Dataset excerpt
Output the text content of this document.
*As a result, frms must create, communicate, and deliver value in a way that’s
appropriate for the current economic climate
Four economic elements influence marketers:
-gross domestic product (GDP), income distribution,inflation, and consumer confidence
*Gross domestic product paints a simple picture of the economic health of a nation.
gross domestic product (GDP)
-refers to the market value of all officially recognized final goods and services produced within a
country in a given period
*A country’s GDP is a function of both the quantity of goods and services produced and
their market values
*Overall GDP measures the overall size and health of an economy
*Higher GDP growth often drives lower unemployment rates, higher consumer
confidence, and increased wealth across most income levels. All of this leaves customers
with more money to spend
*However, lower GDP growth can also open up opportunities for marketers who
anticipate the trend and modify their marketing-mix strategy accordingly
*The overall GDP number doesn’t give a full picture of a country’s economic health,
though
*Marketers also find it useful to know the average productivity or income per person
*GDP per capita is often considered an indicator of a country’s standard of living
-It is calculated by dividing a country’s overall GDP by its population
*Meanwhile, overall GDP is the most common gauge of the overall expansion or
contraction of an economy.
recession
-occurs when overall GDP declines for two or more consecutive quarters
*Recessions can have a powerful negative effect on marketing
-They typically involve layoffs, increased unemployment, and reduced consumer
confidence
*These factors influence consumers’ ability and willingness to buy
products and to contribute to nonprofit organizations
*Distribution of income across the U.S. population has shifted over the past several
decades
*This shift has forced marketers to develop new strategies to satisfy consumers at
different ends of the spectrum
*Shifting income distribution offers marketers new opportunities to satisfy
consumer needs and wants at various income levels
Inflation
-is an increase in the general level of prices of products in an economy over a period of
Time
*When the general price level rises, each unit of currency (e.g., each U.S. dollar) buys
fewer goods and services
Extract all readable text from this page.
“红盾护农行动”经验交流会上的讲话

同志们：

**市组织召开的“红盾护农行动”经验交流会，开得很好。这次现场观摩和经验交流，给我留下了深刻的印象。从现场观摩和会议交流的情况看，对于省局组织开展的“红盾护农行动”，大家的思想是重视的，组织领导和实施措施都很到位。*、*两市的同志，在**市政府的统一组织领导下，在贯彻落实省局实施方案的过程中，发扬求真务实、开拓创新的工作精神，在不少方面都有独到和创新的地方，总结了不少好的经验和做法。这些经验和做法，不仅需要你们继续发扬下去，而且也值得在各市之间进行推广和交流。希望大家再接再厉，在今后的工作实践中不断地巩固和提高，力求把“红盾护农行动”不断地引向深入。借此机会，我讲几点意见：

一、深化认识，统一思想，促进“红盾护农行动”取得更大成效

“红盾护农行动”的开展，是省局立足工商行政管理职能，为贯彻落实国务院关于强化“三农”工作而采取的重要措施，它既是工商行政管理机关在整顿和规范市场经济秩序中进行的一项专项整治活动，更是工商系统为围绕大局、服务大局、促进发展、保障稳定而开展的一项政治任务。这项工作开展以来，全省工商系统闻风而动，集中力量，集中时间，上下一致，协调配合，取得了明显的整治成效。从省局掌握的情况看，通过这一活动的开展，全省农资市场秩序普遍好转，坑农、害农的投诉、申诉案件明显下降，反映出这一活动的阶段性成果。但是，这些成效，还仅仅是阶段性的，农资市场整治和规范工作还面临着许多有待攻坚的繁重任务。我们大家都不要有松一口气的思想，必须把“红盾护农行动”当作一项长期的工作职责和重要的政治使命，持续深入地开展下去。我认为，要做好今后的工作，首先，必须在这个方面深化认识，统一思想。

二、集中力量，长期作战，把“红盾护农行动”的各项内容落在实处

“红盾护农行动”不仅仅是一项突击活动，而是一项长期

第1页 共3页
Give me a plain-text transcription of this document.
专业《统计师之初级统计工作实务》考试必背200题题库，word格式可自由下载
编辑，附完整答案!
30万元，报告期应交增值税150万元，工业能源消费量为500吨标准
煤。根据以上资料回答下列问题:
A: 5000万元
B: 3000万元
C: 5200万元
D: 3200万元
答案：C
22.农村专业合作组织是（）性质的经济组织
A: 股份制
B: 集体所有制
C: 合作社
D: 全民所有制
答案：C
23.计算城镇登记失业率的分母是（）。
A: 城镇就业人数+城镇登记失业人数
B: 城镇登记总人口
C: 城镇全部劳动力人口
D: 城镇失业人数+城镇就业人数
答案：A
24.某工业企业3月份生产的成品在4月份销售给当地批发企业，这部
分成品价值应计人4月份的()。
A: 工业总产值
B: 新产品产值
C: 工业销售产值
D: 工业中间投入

→ To be done
Each line of the material should be echoed exactly.

→ Output for this exercise
Output the text content of this document.
*As a result, frms must create, communicate, and deliver value in a way that’s
appropriate for the current economic climate
Four economic elements influence marketers:
-gross domestic product (GDP), income distribution,inflation, and consumer confidence
*Gross domestic product paints a simple picture of the economic health of a nation.
gross domestic product (GDP)
-refers to the market value of all officially recognized final goods and services produced within a
country in a given period
*A country’s GDP is a function of both the quantity of goods and services produced and
their market values
*Overall GDP measures the overall size and health of an economy
*Higher GDP growth often drives lower unemployment rates, higher consumer
confidence, and increased wealth across most income levels. All of this leaves customers
with more money to spend
*However, lower GDP growth can also open up opportunities for marketers who
anticipate the trend and modify their marketing-mix strategy accordingly
*The overall GDP number doesn’t give a full picture of a country’s economic health,
though
*Marketers also find it useful to know the average productivity or income per person
*GDP per capita is often considered an indicator of a country’s standard of living
-It is calculated by dividing a country’s overall GDP by its population
*Meanwhile, overall GDP is the most common gauge of the overall expansion or
contraction of an economy.
recession
-occurs when overall GDP declines for two or more consecutive quarters
*Recessions can have a powerful negative effect on marketing
-They typically involve layoffs, increased unemployment, and reduced consumer
confidence
*These factors influence consumers’ ability and willingness to buy
products and to contribute to nonprofit organizations
*Distribution of income across the U.S. population has shifted over the past several
decades
*This shift has forced marketers to develop new strategies to satisfy consumers at
different ends of the spectrum
*Shifting income distribution offers marketers new opportunities to satisfy
consumer needs and wants at various income levels
Inflation
-is an increase in the general level of prices of products in an economy over a period of
Time
*When the general price level rises, each unit of currency (e.g., each U.S. dollar) buys
fewer goods and services
Extract all readable text from this page.
“红盾护农行动”经验交流会上的讲话

同志们：

**市组织召开的“红盾护农行动”经验交流会，开得很好。这次现场观摩和经验交流，给我留下了深刻的印象。从现场观摩和会议交流的情况看，对于省局组织开展的“红盾护农行动”，大家的思想是重视的，组织领导和实施措施都很到位。*、*两市的同志，在**市政府的统一组织领导下，在贯彻落实省局实施方案的过程中，发扬求真务实、开拓创新的工作精神，在不少方面都有独到和创新的地方，总结了不少好的经验和做法。这些经验和做法，不仅需要你们继续发扬下去，而且也值得在各市之间进行推广和交流。希望大家再接再厉，在今后的工作实践中不断地巩固和提高，力求把“红盾护农行动”不断地引向深入。借此机会，我讲几点意见：

一、深化认识，统一思想，促进“红盾护农行动”取得更大成效

“红盾护农行动”的开展，是省局立足工商行政管理职能，为贯彻落实国务院关于强化“三农”工作而采取的重要措施，它既是工商行政管理机关在整顿和规范市场经济秩序中进行的一项专项整治活动，更是工商系统为围绕大局、服务大局、促进发展、保障稳定而开展的一项政治任务。这项工作开展以来，全省工商系统闻风而动，集中力量，集中时间，上下一致，协调配合，取得了明显的整治成效。从省局掌握的情况看，通过这一活动的开展，全省农资市场秩序普遍好转，坑农、害农的投诉、申诉案件明显下降，反映出这一活动的阶段性成果。但是，这些成效，还仅仅是阶段性的，农资市场整治和规范工作还面临着许多有待攻坚的繁重任务。我们大家都不要有松一口气的思想，必须把“红盾护农行动”当作一项长期的工作职责和重要的政治使命，持续深入地开展下去。我认为，要做好今后的工作，首先，必须在这个方面深化认识，统一思想。

二、集中力量，长期作战，把“红盾护农行动”的各项内容落在实处

“红盾护农行动”不仅仅是一项突击活动，而是一项长期

第1页 共3页
Give me a plain-text transcription of this document.
专业《统计师之初级统计工作实务》考试必背200题题库，word格式可自由下载
编辑，附完整答案!
30万元，报告期应交增值税150万元，工业能源消费量为500吨标准
煤。根据以上资料回答下列问题:
A: 5000万元
B: 3000万元
C: 5200万元
D: 3200万元
答案：C
22.农村专业合作组织是（）性质的经济组织
A: 股份制
B: 集体所有制
C: 合作社
D: 全民所有制
答案：C
23.计算城镇登记失业率的分母是（）。
A: 城镇就业人数+城镇登记失业人数
B: 城镇登记总人口
C: 城镇全部劳动力人口
D: 城镇失业人数+城镇就业人数
答案：A
24.某工业企业3月份生产的成品在4月份销售给当地批发企业，这部
分成品价值应计人4月份的()。
A: 工业总产值
B: 新产品产值
C: 工业销售产值
D: 工业中间投入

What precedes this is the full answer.